• **Stated goal**
Go through the data below and gather each line containing "gestrickte".

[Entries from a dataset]
____

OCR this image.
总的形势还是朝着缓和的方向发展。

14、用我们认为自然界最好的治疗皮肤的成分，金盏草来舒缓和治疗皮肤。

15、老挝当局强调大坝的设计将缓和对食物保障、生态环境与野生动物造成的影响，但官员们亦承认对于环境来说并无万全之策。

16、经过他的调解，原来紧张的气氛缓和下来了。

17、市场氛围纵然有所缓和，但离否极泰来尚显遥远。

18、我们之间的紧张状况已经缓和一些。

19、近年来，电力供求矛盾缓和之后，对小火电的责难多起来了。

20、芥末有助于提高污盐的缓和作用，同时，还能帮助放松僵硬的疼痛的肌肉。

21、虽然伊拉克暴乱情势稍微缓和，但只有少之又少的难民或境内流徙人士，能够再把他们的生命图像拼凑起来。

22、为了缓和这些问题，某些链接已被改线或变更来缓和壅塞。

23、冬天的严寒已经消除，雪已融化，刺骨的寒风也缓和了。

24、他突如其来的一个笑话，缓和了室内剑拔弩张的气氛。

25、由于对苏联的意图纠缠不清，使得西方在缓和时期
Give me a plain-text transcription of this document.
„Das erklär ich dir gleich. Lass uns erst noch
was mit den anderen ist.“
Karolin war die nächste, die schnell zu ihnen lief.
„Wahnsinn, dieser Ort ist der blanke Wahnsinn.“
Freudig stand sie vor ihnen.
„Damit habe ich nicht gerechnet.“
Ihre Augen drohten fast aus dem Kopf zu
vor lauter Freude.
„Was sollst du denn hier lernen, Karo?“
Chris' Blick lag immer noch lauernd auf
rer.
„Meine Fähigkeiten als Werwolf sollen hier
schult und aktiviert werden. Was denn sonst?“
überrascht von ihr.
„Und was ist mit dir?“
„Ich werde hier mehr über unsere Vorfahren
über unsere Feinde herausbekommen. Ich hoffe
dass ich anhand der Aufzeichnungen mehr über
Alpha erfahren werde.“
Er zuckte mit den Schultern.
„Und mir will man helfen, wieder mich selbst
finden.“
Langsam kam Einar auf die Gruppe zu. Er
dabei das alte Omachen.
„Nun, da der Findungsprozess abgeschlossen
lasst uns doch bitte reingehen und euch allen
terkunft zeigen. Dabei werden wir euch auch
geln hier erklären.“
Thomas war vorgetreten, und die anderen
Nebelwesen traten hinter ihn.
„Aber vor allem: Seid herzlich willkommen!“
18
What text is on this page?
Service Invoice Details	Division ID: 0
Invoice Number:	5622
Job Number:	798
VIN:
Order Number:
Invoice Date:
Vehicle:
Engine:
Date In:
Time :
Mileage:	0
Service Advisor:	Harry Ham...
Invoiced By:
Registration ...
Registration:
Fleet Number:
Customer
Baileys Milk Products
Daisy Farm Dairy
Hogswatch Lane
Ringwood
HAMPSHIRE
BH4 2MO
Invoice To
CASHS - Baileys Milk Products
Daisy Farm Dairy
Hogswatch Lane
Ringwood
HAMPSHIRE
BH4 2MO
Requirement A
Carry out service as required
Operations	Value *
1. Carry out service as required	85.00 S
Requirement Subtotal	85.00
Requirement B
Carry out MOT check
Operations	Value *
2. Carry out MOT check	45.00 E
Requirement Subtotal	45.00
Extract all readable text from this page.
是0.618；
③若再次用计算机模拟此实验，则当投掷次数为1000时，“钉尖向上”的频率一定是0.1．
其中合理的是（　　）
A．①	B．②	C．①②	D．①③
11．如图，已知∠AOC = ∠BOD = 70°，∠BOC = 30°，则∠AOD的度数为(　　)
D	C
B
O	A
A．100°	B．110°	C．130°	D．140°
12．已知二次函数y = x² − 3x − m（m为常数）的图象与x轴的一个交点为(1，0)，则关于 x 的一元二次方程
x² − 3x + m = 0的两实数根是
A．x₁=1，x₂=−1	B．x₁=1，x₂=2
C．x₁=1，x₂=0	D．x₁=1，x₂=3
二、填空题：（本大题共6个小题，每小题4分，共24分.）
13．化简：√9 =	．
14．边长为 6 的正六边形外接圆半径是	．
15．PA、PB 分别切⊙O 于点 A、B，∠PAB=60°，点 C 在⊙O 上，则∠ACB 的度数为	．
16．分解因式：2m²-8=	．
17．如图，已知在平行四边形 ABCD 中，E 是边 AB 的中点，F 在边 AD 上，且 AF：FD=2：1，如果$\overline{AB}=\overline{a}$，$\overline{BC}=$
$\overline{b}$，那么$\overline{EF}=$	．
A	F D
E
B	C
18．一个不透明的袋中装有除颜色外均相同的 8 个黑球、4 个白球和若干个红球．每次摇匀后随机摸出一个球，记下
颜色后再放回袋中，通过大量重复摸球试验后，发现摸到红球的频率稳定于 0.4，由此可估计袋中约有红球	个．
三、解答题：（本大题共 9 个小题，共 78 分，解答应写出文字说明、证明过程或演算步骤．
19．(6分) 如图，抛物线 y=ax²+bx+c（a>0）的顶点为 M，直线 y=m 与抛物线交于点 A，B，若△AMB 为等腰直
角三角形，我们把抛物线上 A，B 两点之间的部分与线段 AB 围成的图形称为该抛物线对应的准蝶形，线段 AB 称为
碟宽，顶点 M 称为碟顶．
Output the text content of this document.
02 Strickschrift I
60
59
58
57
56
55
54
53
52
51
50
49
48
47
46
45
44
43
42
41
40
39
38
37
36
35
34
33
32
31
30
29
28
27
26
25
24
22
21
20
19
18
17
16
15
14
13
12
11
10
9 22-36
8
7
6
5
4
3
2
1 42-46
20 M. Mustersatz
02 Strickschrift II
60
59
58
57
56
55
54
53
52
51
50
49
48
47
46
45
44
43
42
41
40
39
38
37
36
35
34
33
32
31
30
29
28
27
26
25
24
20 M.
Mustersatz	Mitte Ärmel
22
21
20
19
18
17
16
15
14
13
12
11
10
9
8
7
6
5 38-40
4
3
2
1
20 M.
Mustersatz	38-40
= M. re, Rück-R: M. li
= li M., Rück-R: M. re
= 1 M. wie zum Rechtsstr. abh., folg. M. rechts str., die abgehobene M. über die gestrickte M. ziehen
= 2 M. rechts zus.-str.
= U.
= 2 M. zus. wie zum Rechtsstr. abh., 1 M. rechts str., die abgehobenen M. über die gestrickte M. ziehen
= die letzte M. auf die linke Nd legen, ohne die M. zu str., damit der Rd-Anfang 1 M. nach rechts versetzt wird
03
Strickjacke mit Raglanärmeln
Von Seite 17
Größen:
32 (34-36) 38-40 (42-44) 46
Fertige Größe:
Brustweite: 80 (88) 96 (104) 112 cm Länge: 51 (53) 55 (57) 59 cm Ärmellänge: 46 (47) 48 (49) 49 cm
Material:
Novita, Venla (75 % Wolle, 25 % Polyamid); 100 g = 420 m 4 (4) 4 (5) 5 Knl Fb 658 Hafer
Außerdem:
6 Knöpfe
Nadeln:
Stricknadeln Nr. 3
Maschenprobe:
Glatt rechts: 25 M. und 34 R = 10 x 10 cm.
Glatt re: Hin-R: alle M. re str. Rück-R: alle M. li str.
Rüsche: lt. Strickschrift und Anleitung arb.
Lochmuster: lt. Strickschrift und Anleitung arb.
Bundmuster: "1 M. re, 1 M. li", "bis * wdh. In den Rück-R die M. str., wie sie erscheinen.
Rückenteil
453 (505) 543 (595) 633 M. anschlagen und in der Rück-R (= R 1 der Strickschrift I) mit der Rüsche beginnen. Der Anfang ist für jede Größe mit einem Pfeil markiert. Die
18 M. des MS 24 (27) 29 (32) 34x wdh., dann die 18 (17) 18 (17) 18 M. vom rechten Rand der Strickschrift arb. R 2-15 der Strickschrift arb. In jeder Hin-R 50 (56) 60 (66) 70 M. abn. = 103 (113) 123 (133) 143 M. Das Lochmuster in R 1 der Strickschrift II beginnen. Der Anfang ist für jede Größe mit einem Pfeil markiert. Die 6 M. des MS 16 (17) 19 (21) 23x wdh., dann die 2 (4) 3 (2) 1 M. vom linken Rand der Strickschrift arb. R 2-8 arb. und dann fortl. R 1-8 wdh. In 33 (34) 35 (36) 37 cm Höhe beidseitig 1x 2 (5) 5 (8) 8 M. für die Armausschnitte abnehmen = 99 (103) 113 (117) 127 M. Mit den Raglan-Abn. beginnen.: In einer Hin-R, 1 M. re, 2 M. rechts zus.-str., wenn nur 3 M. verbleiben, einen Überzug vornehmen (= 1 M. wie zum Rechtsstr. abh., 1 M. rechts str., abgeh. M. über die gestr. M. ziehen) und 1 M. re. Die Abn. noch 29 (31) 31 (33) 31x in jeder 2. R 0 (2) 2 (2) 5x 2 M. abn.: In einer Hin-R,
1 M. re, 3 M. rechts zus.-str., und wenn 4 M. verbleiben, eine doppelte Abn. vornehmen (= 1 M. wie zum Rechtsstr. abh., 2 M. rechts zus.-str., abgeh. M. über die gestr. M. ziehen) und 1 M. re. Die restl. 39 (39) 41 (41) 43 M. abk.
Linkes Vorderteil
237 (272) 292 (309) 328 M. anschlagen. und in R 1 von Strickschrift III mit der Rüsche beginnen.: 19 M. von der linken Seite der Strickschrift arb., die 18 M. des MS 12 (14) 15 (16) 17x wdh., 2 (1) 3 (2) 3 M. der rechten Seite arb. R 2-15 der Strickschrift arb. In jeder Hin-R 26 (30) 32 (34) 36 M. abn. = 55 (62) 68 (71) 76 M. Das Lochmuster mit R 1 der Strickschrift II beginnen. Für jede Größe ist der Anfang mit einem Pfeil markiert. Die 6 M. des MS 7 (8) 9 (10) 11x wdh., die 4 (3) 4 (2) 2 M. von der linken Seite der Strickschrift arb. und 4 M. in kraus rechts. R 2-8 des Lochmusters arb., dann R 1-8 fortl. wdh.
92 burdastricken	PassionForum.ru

____

• **Written response**
= 1 M. wie zum Rechtsstr. abh., folg. M. rechts str., die abgehobene M. über die gestrickte M. ziehen
= 2 M. zus. wie zum Rechtsstr. abh., 1 M. rechts str., die abgehobenen M. über die gestrickte M. ziehen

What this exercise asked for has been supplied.